## Aangeleverd fragment
#####
Gemeenten krijgen vanaf 2017 structureel € 85 miljoen extra per jaar om alle kinderen
kansrijk te laten opgroeien. Het kabinet stelt daarnaast sinds 2017 jaarlijks € 10
miljoen beschikbaar aan het samenwerkingsverband Sam&, bestaande uit Nationaal Fonds
Kinderhulp, Jeugdfonds Sport & Cultuur, Stichting Leergeld en Stichting Jarige Job.
De vier stichtingen zetten zich lokaal en landelijk in voor kinderen die onder de
armoedegrens leven. Ook heeft dit kabinet incidenteel € 80 miljoen beschikbaar gesteld
voor het voorkomen van schulden en de bestrijding van armoede – in het bijzonder onder
kinderen.3 Zo zorgen het kabinet, de gemeenten en maatschappelijke organisaties er gezamenlijk
voor dat nog meer kinderen kunnen sporten, muziek maken en hun verjaardag vieren.
Vraag 3
Klopt het dat het CPB verwacht dat het aantal mensen in armoede de komende jaren met
25% zal toenemen, 250.000 mensen, waaronder 60.000 kinderen, een voetbalstadion vol?
#####
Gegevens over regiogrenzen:
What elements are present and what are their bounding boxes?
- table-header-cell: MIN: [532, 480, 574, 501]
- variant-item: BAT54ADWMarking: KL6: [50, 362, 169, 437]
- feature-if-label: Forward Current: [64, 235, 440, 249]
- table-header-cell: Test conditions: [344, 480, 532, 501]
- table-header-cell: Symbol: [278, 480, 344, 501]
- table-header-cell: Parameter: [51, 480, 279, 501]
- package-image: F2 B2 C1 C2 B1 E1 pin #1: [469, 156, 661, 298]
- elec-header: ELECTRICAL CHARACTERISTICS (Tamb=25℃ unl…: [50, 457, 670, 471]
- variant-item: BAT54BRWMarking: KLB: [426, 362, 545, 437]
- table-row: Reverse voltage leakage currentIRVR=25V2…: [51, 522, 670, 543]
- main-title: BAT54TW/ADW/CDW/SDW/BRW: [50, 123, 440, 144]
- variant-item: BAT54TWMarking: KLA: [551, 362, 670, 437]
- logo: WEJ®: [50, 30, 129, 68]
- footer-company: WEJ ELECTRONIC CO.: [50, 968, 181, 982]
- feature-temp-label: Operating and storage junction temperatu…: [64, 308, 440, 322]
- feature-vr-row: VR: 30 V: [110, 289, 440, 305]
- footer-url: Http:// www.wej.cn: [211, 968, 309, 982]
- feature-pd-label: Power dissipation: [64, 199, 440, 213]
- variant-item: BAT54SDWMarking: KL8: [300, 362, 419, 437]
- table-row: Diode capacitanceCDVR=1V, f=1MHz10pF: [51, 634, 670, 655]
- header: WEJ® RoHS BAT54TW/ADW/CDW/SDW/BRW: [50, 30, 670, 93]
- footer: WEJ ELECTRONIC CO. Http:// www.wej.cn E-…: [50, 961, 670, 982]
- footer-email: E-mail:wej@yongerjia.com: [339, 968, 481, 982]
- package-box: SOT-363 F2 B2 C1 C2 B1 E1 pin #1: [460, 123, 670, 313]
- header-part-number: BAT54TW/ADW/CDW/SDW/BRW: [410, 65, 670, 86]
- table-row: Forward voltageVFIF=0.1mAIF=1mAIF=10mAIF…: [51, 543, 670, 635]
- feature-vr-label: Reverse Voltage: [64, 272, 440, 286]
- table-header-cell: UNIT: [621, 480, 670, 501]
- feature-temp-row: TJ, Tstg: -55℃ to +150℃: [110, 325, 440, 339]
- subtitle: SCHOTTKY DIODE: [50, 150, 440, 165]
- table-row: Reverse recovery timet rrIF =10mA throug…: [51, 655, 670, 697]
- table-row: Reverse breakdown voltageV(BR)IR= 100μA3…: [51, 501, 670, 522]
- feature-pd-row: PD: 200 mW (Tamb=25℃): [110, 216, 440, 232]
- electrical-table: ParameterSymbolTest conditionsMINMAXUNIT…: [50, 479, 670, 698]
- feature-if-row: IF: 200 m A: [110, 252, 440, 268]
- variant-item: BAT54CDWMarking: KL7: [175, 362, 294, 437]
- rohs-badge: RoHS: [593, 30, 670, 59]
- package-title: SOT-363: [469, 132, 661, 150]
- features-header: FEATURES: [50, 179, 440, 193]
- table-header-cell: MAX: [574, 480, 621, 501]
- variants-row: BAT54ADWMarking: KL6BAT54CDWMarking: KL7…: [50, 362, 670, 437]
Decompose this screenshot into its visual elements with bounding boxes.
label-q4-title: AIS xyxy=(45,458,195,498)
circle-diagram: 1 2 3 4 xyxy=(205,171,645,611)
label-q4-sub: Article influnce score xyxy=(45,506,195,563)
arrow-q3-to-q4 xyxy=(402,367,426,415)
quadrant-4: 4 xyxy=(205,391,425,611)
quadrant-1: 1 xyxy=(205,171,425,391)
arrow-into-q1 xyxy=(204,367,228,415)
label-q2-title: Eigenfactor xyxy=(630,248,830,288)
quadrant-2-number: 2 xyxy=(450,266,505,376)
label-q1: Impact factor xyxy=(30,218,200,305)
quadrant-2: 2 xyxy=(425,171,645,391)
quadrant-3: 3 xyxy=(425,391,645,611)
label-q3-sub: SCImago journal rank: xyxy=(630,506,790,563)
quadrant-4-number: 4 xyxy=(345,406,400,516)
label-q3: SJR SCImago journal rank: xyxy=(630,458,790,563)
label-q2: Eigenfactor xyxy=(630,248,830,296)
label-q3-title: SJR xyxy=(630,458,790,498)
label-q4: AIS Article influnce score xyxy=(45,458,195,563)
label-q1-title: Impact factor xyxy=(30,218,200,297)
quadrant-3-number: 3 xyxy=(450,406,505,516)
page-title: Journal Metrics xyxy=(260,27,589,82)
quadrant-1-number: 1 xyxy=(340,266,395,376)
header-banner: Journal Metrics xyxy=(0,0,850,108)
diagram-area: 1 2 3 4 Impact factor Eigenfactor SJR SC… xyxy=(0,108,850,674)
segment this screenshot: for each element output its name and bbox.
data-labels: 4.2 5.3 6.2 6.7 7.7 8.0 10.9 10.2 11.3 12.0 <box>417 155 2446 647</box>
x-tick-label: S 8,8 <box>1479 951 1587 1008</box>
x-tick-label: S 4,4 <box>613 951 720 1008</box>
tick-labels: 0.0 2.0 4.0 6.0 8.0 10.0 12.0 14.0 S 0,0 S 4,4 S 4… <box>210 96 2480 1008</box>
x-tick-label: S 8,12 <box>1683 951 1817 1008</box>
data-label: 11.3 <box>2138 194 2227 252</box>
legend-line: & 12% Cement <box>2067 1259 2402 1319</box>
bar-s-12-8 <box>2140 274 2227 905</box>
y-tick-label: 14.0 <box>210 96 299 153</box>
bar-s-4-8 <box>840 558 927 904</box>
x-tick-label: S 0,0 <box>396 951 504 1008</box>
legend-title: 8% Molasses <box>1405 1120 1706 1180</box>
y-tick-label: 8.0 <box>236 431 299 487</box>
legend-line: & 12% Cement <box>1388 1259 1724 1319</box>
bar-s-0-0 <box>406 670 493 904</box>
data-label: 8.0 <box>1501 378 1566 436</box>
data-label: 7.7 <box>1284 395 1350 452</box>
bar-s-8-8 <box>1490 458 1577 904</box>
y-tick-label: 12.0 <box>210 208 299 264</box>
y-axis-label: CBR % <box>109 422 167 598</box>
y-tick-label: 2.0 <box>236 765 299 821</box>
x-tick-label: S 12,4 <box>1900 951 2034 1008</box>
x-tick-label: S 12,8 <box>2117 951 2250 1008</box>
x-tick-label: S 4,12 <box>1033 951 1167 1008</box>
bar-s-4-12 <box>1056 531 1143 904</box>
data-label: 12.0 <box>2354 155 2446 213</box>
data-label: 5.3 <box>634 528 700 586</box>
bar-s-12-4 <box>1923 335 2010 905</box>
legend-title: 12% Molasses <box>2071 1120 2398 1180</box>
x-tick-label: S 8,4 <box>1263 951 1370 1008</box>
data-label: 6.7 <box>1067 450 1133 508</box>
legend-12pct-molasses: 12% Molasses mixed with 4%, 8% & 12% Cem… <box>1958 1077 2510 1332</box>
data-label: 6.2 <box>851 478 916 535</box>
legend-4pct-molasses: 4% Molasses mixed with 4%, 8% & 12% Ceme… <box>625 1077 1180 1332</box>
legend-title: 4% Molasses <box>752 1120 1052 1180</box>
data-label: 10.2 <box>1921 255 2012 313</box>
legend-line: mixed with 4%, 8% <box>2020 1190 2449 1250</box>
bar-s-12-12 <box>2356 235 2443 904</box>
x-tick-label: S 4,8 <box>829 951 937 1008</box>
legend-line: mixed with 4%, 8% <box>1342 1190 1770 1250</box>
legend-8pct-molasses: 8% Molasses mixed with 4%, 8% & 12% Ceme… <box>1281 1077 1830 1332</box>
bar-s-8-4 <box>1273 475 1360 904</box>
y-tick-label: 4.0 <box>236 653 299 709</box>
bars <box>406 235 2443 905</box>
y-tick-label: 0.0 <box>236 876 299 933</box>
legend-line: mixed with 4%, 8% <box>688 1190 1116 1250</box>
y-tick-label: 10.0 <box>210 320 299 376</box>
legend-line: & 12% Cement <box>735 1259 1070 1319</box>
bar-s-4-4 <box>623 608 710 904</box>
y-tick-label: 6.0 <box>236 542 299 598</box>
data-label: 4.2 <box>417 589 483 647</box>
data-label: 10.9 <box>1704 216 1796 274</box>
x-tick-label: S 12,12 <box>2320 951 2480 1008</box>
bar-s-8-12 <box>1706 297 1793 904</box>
#####
## Opdracht
Citeer uit het fragment over armoedebestrijding bij kinderen woordelijk de passage vanaf "De vier stichtingen" tot en met "hun verjaardag vieren.".

## Uitvoer opdracht
De vier stichtingen zetten zich lokaal en landelijk in voor kinderen die onder de
armoedegrens leven. Ook heeft dit kabinet incidenteel € 80 miljoen beschikbaar gesteld
voor het voorkomen van schulden en de bestrijding van armoede – in het bijzonder onder
kinderen.3 Zo zorgen het kabinet, de gemeenten en maatschappelijke organisaties er gezamenlijk
voor dat nog meer kinderen kunnen sporten, muziek maken en hun verjaardag vieren.